Please rewrite the lines below, from the one containing "data-point-ecmwf: [562, 353, 574, 364]" down to the one containing "data-point-ncep: [789, 539, 800, 550]", both included, as a JSON list of strings with one string per line and blank lines omitted.

_DATASET CONTENT_.
____

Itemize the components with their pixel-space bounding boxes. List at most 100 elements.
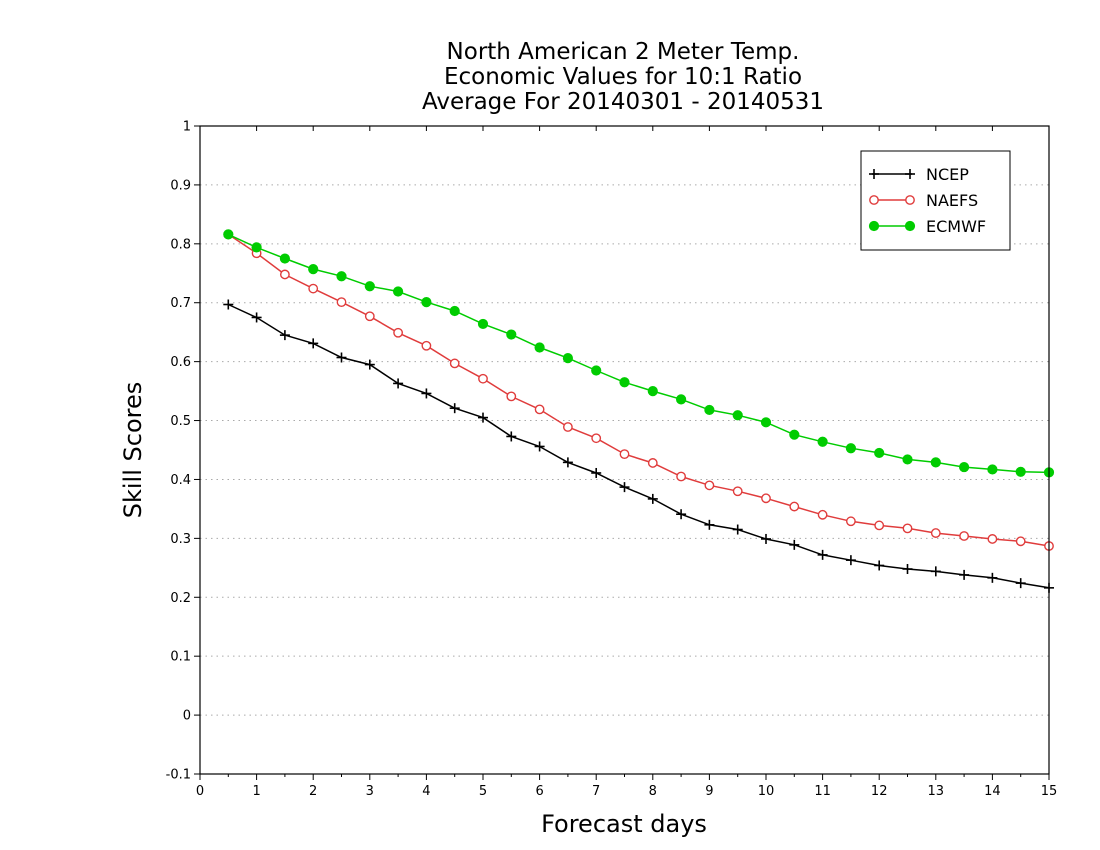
data-point-ecmwf: [562, 353, 574, 364]
x-tick-label: 2: [309, 784, 317, 799]
y-tick-label: 0.9: [170, 178, 191, 193]
y-tick-label: -0.1: [166, 768, 191, 783]
data-point-ncep: [930, 566, 941, 577]
data-point-ecmwf: [364, 281, 375, 292]
data-point-ecmwf: [477, 318, 489, 330]
data-point-ncep: [789, 539, 800, 550]
y-tick-label: 0.7: [170, 296, 191, 311]
data-point-ncep: [647, 493, 658, 504]
data-point-ecmwf: [760, 417, 772, 428]
data-point-ecmwf: [619, 377, 630, 388]
y-tick-label: 1: [183, 120, 191, 135]
data-point-naefs: [930, 528, 941, 538]
data-point-ncep: [308, 338, 319, 349]
data-point-ncep: [959, 569, 970, 580]
data-point-naefs: [959, 531, 969, 541]
data-point-naefs: [1015, 536, 1026, 547]
data-point-naefs: [987, 534, 998, 544]
legend-label-ncep: NCEP: [926, 165, 969, 184]
x-tick-label: 7: [592, 784, 600, 799]
legend-item-ecmwf: ECMWF: [868, 217, 986, 236]
grid: [200, 184, 1049, 716]
x-tick-label: 4: [422, 784, 430, 799]
data-point-naefs: [534, 404, 545, 415]
data-point-ecmwf: [732, 410, 743, 421]
data-point-naefs: [506, 391, 517, 402]
chart-title: North American 2 Meter Temp. Economic Va…: [422, 39, 824, 115]
data-point-naefs: [478, 373, 488, 384]
legend-marker-ncep: [905, 169, 915, 179]
data-point-naefs: [421, 340, 432, 351]
data-point-ecmwf: [223, 229, 234, 240]
data-point-naefs: [279, 269, 290, 280]
data-point-ecmwf: [959, 461, 970, 473]
data-point-ncep: [676, 509, 687, 520]
data-point-naefs: [393, 327, 403, 338]
legend-items: NCEP NAEFS ECMWF: [868, 165, 986, 236]
data-point-naefs: [308, 283, 319, 294]
data-point-naefs: [761, 493, 771, 504]
data-point-naefs: [591, 433, 602, 444]
data-point-ncep: [761, 533, 771, 544]
data-point-ncep: [902, 563, 913, 574]
series-ecmwf: [223, 229, 1055, 478]
axis-ticks: -0.100.10.20.30.40.50.60.70.80.910 1 2 3 4 5 6…: [166, 120, 1058, 800]
x-tick-label: 8: [649, 784, 657, 799]
data-point-ncep: [449, 403, 460, 414]
series-naefs: [223, 229, 1054, 551]
data-point-ecmwf: [874, 447, 885, 459]
y-axis-title: Skill Scores: [119, 382, 147, 519]
chart-title-line-2: Economic Values for 10:1 Ratio: [444, 64, 802, 90]
data-point-ncep: [591, 467, 602, 478]
chart-title-line-3: Average For 20140301 - 20140531: [422, 89, 824, 115]
x-tick-label: 14: [984, 784, 1001, 799]
x-tick-label: 0: [196, 784, 204, 799]
data-point-ecmwf: [251, 242, 262, 253]
data-point-ncep: [364, 359, 375, 370]
data-point-ecmwf: [789, 429, 800, 440]
data-point-ecmwf: [647, 385, 658, 397]
x-axis-title: Forecast days: [541, 810, 707, 838]
data-point-naefs: [676, 471, 686, 482]
data-point-ncep: [336, 352, 347, 363]
data-point-ncep: [732, 524, 743, 535]
series-line-ncep: [227, 303, 1050, 589]
x-tick-label: 1: [252, 784, 260, 799]
data-point-ecmwf: [817, 436, 828, 447]
x-tick-label: 12: [871, 784, 888, 799]
data-point-naefs: [874, 520, 885, 531]
data-point-naefs: [704, 480, 715, 491]
data-point-ncep: [393, 378, 404, 389]
legend-label-naefs: NAEFS: [926, 191, 978, 210]
data-point-ncep: [987, 572, 998, 583]
data-point-ncep: [478, 412, 488, 423]
y-tick-label: 0.8: [170, 237, 191, 252]
legend-marker-ecmwf: [868, 220, 880, 232]
data-point-ncep: [251, 312, 262, 323]
data-point-ecmwf: [336, 271, 347, 282]
x-tick-label: 10: [758, 784, 775, 799]
data-point-ncep: [874, 560, 885, 571]
data-point-ncep: [704, 519, 715, 530]
data-point-ecmwf: [506, 329, 517, 340]
x-tick-label: 9: [705, 784, 713, 799]
y-tick-label: 0.5: [170, 414, 191, 429]
x-tick-label: 13: [928, 784, 945, 799]
data-point-ecmwf: [591, 365, 602, 376]
data-point-ncep: [562, 457, 573, 468]
data-point-ncep: [817, 549, 828, 560]
legend-marker-ncep: [869, 169, 879, 179]
y-tick-label: 0.4: [170, 473, 191, 488]
data-point-ecmwf: [987, 464, 998, 475]
legend: NCEP NAEFS ECMWF: [860, 150, 1011, 251]
data-point-ecmwf: [1015, 466, 1026, 477]
data-point-ecmwf: [704, 404, 715, 416]
data-point-naefs: [336, 297, 347, 308]
series: [223, 229, 1055, 593]
data-point-naefs: [732, 486, 743, 497]
y-tick-label: 0.3: [170, 532, 191, 547]
legend-marker-naefs: [905, 195, 915, 205]
legend-marker-naefs: [869, 195, 879, 205]
x-tick-label: 15: [1041, 784, 1058, 799]
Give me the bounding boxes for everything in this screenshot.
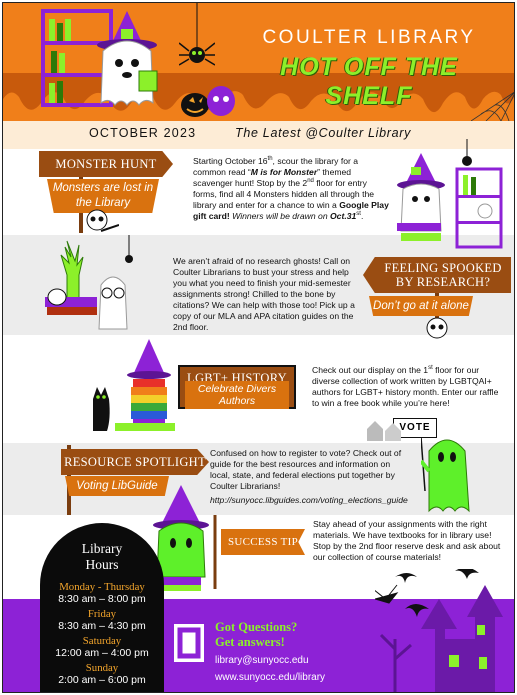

____

_TASK RESULT_.
[
  "data-point-ecmwf: [562, 353, 574, 364]",
  "x-tick-label: 2: [309, 784, 317, 799]",
  "y-tick-label: 0.9: [170, 178, 191, 193]",
  "y-tick-label: -0.1: [166, 768, 191, 783]",
  "data-point-ncep: [930, 566, 941, 577]",
  "data-point-ecmwf: [364, 281, 375, 292]",
  "data-point-ecmwf: [477, 318, 489, 330]",
  "data-point-ncep: [789, 539, 800, 550]"
]